**Work instructions**.
Find the lines of data that contain the string "после", then list them.
##### Supplied records
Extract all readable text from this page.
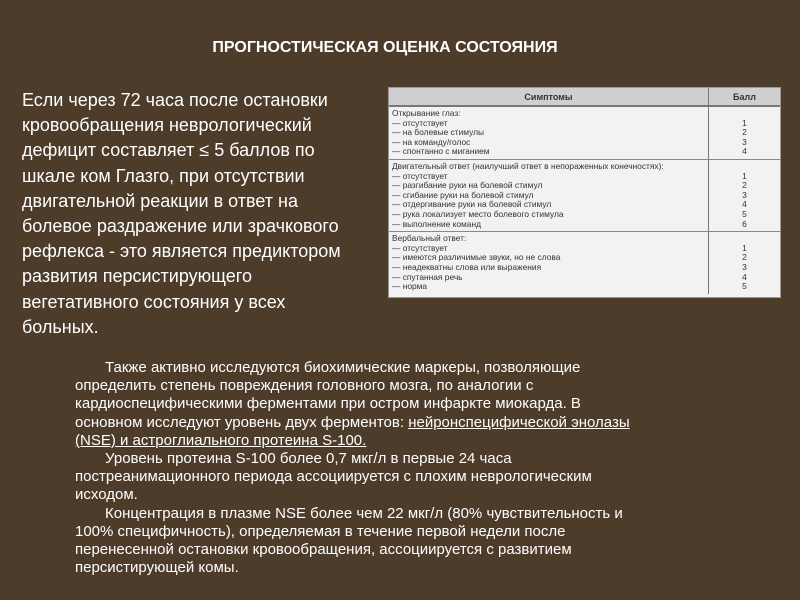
ПРОГНОСТИЧЕСКАЯ ОЦЕНКА СОСТОЯНИЯ
Если через 72 часа после остановки
кровообращения неврологический
дефицит составляет ≤ 5 баллов по
шкале ком Глазго, при отсутствии
двигательной реакции в ответ на
болевое раздражение или зрачкового
рефлекса - это является предиктором
развития персистирующего
вегетативного состояния у всех
больных.
Симптомы	Балл
Открывание глаз:
— отсутствует
— на болевые стимулы
— на команду/голос
— спонтанно с миганием
1
2
3
4
Двигательный ответ (наилучший ответ в непораженных конечностях):
— отсутствует
— разгибание руки на болевой стимул
— сгибание руки на болевой стимул
— отдергивание руки на болевой стимул
— рука локализует место болевого стимула
— выполнение команд
1
2
3
4
5
6
Вербальный ответ:
— отсутствует
— имеются различимые звуки, но не слова
— неадекватны слова или выражения
— спутанная речь
— норма
1
2
3
4
5
Также активно исследуются биохимические маркеры, позволяющие
определить степень повреждения головного мозга, по аналогии с
кардиоспецифическими ферментами при остром инфаркте миокарда. В
основном исследуют уровень двух ферментов: нейронспецифической энолазы
(NSE) и астроглиального протеина S-100.
Уровень протеина S-100 более 0,7 мкг/л в первые 24 часа
постреанимационного периода ассоциируется с плохим неврологическим
исходом.
Концентрация в плазме NSE более чем 22 мкг/л (80% чувствительность и
100% специфичность), определяемая в течение первой недели после
перенесенной остановки кровообращения, ассоциируется с развитием
персистирующей комы.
##########
**The result**.
Если через 72 часа после остановки
100% специфичность), определяемая в течение первой недели после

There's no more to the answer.